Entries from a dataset
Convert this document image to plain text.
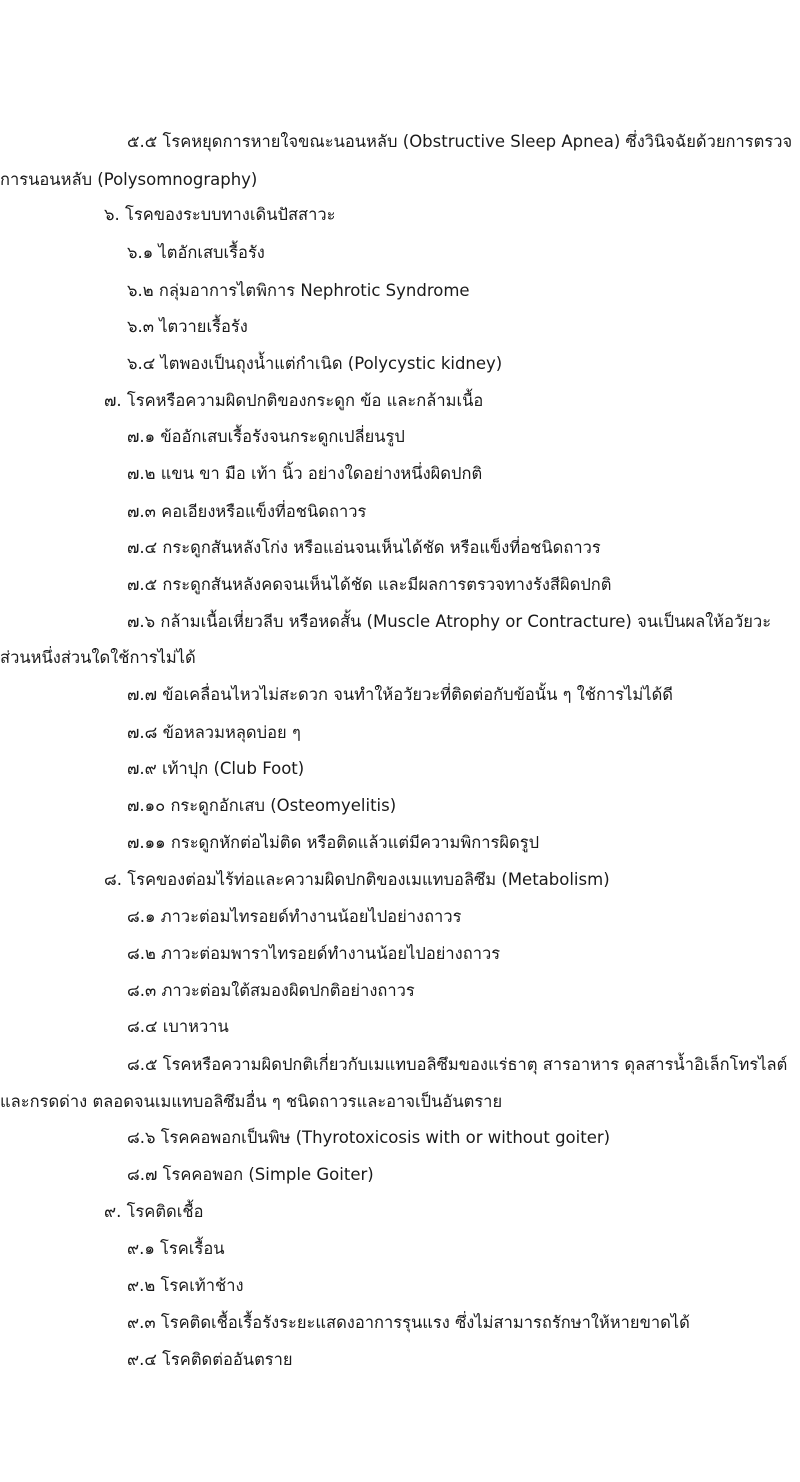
๕.๕ โรคหยุดการหายใจขณะนอนหลับ (Obstructive Sleep Apnea) ซึ่งวินิจฉัยด้วยการตรวจ
การนอนหลับ (Polysomnography)
๖. โรคของระบบทางเดินปัสสาวะ
๖.๑ ไตอักเสบเรื้อรัง
๖.๒ กลุ่มอาการไตพิการ Nephrotic Syndrome
๖.๓ ไตวายเรื้อรัง
๖.๔ ไตพองเป็นถุงน้ำแต่กำเนิด (Polycystic kidney)
๗. โรคหรือความผิดปกติของกระดูก ข้อ และกล้ามเนื้อ
๗.๑ ข้ออักเสบเรื้อรังจนกระดูกเปลี่ยนรูป
๗.๒ แขน ขา มือ เท้า นิ้ว อย่างใดอย่างหนึ่งผิดปกติ
๗.๓ คอเอียงหรือแข็งที่อชนิดถาวร
๗.๔ กระดูกสันหลังโก่ง หรือแอ่นจนเห็นได้ชัด หรือแข็งที่อชนิดถาวร
๗.๕ กระดูกสันหลังคดจนเห็นได้ชัด และมีผลการตรวจทางรังสีผิดปกติ
๗.๖ กล้ามเนื้อเหี่ยวลีบ หรือหดสั้น (Muscle Atrophy or Contracture) จนเป็นผลให้อวัยวะ
ส่วนหนึ่งส่วนใดใช้การไม่ได้
๗.๗ ข้อเคลื่อนไหวไม่สะดวก จนทำให้อวัยวะที่ติดต่อกับข้อนั้น ๆ ใช้การไม่ได้ดี
๗.๘ ข้อหลวมหลุดบ่อย ๆ
๗.๙ เท้าปุก (Club Foot)
๗.๑๐ กระดูกอักเสบ (Osteomyelitis)
๗.๑๑ กระดูกหักต่อไม่ติด หรือติดแล้วแต่มีความพิการผิดรูป
๘. โรคของต่อมไร้ท่อและความผิดปกติของเมแทบอลิซึม (Metabolism)
๘.๑ ภาวะต่อมไทรอยด์ทำงานน้อยไปอย่างถาวร
๘.๒ ภาวะต่อมพาราไทรอยด์ทำงานน้อยไปอย่างถาวร
๘.๓ ภาวะต่อมใต้สมองผิดปกติอย่างถาวร
๘.๔ เบาหวาน
๘.๕ โรคหรือความผิดปกติเกี่ยวกับเมแทบอลิซึมของแร่ธาตุ สารอาหาร ดุลสารน้ำอิเล็กโทรไลต์
และกรดด่าง ตลอดจนเมแทบอลิซึมอื่น ๆ ชนิดถาวรและอาจเป็นอันตราย
๘.๖ โรคคอพอกเป็นพิษ (Thyrotoxicosis with or without goiter)
๘.๗ โรคคอพอก (Simple Goiter)
๙. โรคติดเชื้อ
๙.๑ โรคเรื้อน
๙.๒ โรคเท้าช้าง
๙.๓ โรคติดเชื้อเรื้อรังระยะแสดงอาการรุนแรง ซึ่งไม่สามารถรักษาให้หายขาดได้
๙.๔ โรคติดต่ออันตราย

Written request: Quote the data above in full and without alteration; skip the pictures.

Solution for this problem:
Convert this document image to plain text.
๕.๕ โรคหยุดการหายใจขณะนอนหลับ (Obstructive Sleep Apnea) ซึ่งวินิจฉัยด้วยการตรวจ
การนอนหลับ (Polysomnography)
๖. โรคของระบบทางเดินปัสสาวะ
๖.๑ ไตอักเสบเรื้อรัง
๖.๒ กลุ่มอาการไตพิการ Nephrotic Syndrome
๖.๓ ไตวายเรื้อรัง
๖.๔ ไตพองเป็นถุงน้ำแต่กำเนิด (Polycystic kidney)
๗. โรคหรือความผิดปกติของกระดูก ข้อ และกล้ามเนื้อ
๗.๑ ข้ออักเสบเรื้อรังจนกระดูกเปลี่ยนรูป
๗.๒ แขน ขา มือ เท้า นิ้ว อย่างใดอย่างหนึ่งผิดปกติ
๗.๓ คอเอียงหรือแข็งที่อชนิดถาวร
๗.๔ กระดูกสันหลังโก่ง หรือแอ่นจนเห็นได้ชัด หรือแข็งที่อชนิดถาวร
๗.๕ กระดูกสันหลังคดจนเห็นได้ชัด และมีผลการตรวจทางรังสีผิดปกติ
๗.๖ กล้ามเนื้อเหี่ยวลีบ หรือหดสั้น (Muscle Atrophy or Contracture) จนเป็นผลให้อวัยวะ
ส่วนหนึ่งส่วนใดใช้การไม่ได้
๗.๗ ข้อเคลื่อนไหวไม่สะดวก จนทำให้อวัยวะที่ติดต่อกับข้อนั้น ๆ ใช้การไม่ได้ดี
๗.๘ ข้อหลวมหลุดบ่อย ๆ
๗.๙ เท้าปุก (Club Foot)
๗.๑๐ กระดูกอักเสบ (Osteomyelitis)
๗.๑๑ กระดูกหักต่อไม่ติด หรือติดแล้วแต่มีความพิการผิดรูป
๘. โรคของต่อมไร้ท่อและความผิดปกติของเมแทบอลิซึม (Metabolism)
๘.๑ ภาวะต่อมไทรอยด์ทำงานน้อยไปอย่างถาวร
๘.๒ ภาวะต่อมพาราไทรอยด์ทำงานน้อยไปอย่างถาวร
๘.๓ ภาวะต่อมใต้สมองผิดปกติอย่างถาวร
๘.๔ เบาหวาน
๘.๕ โรคหรือความผิดปกติเกี่ยวกับเมแทบอลิซึมของแร่ธาตุ สารอาหาร ดุลสารน้ำอิเล็กโทรไลต์
และกรดด่าง ตลอดจนเมแทบอลิซึมอื่น ๆ ชนิดถาวรและอาจเป็นอันตราย
๘.๖ โรคคอพอกเป็นพิษ (Thyrotoxicosis with or without goiter)
๘.๗ โรคคอพอก (Simple Goiter)
๙. โรคติดเชื้อ
๙.๑ โรคเรื้อน
๙.๒ โรคเท้าช้าง
๙.๓ โรคติดเชื้อเรื้อรังระยะแสดงอาการรุนแรง ซึ่งไม่สามารถรักษาให้หายขาดได้
๙.๔ โรคติดต่ออันตราย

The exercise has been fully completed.